### Given task
Copy every entry exactly as given, minus the images.

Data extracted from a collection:
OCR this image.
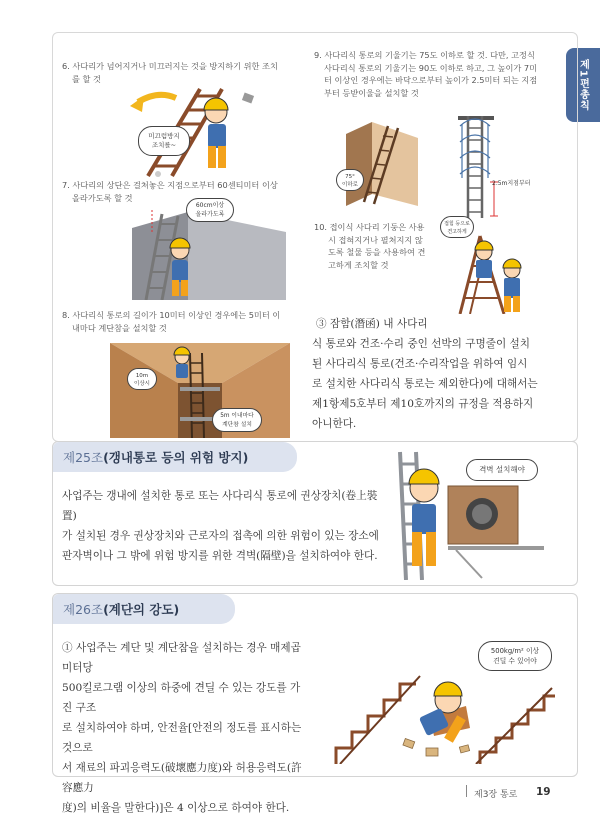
제1편총칙
6. 사다리가 넘어지거나 미끄러지는 것을 방지하기 위한 조치
를 할 것
미끄럼방지
조치를~
7. 사다리의 상단은 걸쳐놓은 지점으로부터 60센티미터 이상
올라가도록 할 것
60cm이상
올라가도록
8. 사다리식 통로의 길이가 10미터 이상인 경우에는 5미터 이
내마다 계단참을 설치할 것
10m
이상시
5m 이내마다
계단참 설치
9. 사다리식 통로의 기울기는 75도 이하로 할 것. 다만, 고정식
사다리식 통로의 기울기는 90도 이하로 하고, 그 높이가 7미
터 이상인 경우에는 바닥으로부터 높이가 2.5미터 되는 지점
부터 등받이울을 설치할 것
75°
이하로	2.5m지점부터
10. 접이식 사다리 기둥은 사용
시 접혀지거나 펼쳐지지 않
도록 철물 등을 사용하여 견
고하게 조치할 것
접힘 등으로
견고하게
③ 잠함(潛函) 내 사다리
식 통로와 건조·수리 중인 선박의 구명줄이 설치
된 사다리식 통로(건조·수리작업을 위하여 임시
로 설치한 사다리식 통로는 제외한다)에 대해서는
제1항제5호부터 제10호까지의 규정을 적용하지
아니한다.
제25조 (갱내통로 등의 위험 방지)
사업주는 갱내에 설치한 통로 또는 사다리식 통로에 권상장치(卷上裝置)
가 설치된 경우 권상장치와 근로자의 접촉에 의한 위험이 있는 장소에
판자벽이나 그 밖에 위험 방지를 위한 격벽(隔壁)을 설치하여야 한다.
격벽 설치해야
제26조 (계단의 강도)
① 사업주는 계단 및 계단참을 설치하는 경우 매제곱미터당
500킬로그램 이상의 하중에 견딜 수 있는 강도를 가진 구조
로 설치하여야 하며, 안전율[안전의 정도를 표시하는 것으로
서 재료의 파괴응력도(破壞應力度)와 허용응력도(許容應力
度)의 비율을 말한다)]은 4 이상으로 하여야 한다.
500kg/m² 이상
견딜 수 있어야
제3장 통로 19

### Full solution
OCR this image.
제1편총칙
6. 사다리가 넘어지거나 미끄러지는 것을 방지하기 위한 조치
를 할 것
미끄럼방지
조치를~
7. 사다리의 상단은 걸쳐놓은 지점으로부터 60센티미터 이상
올라가도록 할 것
60cm이상
올라가도록
8. 사다리식 통로의 길이가 10미터 이상인 경우에는 5미터 이
내마다 계단참을 설치할 것
10m
이상시
5m 이내마다
계단참 설치
9. 사다리식 통로의 기울기는 75도 이하로 할 것. 다만, 고정식
사다리식 통로의 기울기는 90도 이하로 하고, 그 높이가 7미
터 이상인 경우에는 바닥으로부터 높이가 2.5미터 되는 지점
부터 등받이울을 설치할 것
75°
이하로	2.5m지점부터
10. 접이식 사다리 기둥은 사용
시 접혀지거나 펼쳐지지 않
도록 철물 등을 사용하여 견
고하게 조치할 것
접힘 등으로
견고하게
③ 잠함(潛函) 내 사다리
식 통로와 건조·수리 중인 선박의 구명줄이 설치
된 사다리식 통로(건조·수리작업을 위하여 임시
로 설치한 사다리식 통로는 제외한다)에 대해서는
제1항제5호부터 제10호까지의 규정을 적용하지
아니한다.
제25조 (갱내통로 등의 위험 방지)
사업주는 갱내에 설치한 통로 또는 사다리식 통로에 권상장치(卷上裝置)
가 설치된 경우 권상장치와 근로자의 접촉에 의한 위험이 있는 장소에
판자벽이나 그 밖에 위험 방지를 위한 격벽(隔壁)을 설치하여야 한다.
격벽 설치해야
제26조 (계단의 강도)
① 사업주는 계단 및 계단참을 설치하는 경우 매제곱미터당
500킬로그램 이상의 하중에 견딜 수 있는 강도를 가진 구조
로 설치하여야 하며, 안전율[안전의 정도를 표시하는 것으로
서 재료의 파괴응력도(破壞應力度)와 허용응력도(許容應力
度)의 비율을 말한다)]은 4 이상으로 하여야 한다.
500kg/m² 이상
견딜 수 있어야
제3장 통로 19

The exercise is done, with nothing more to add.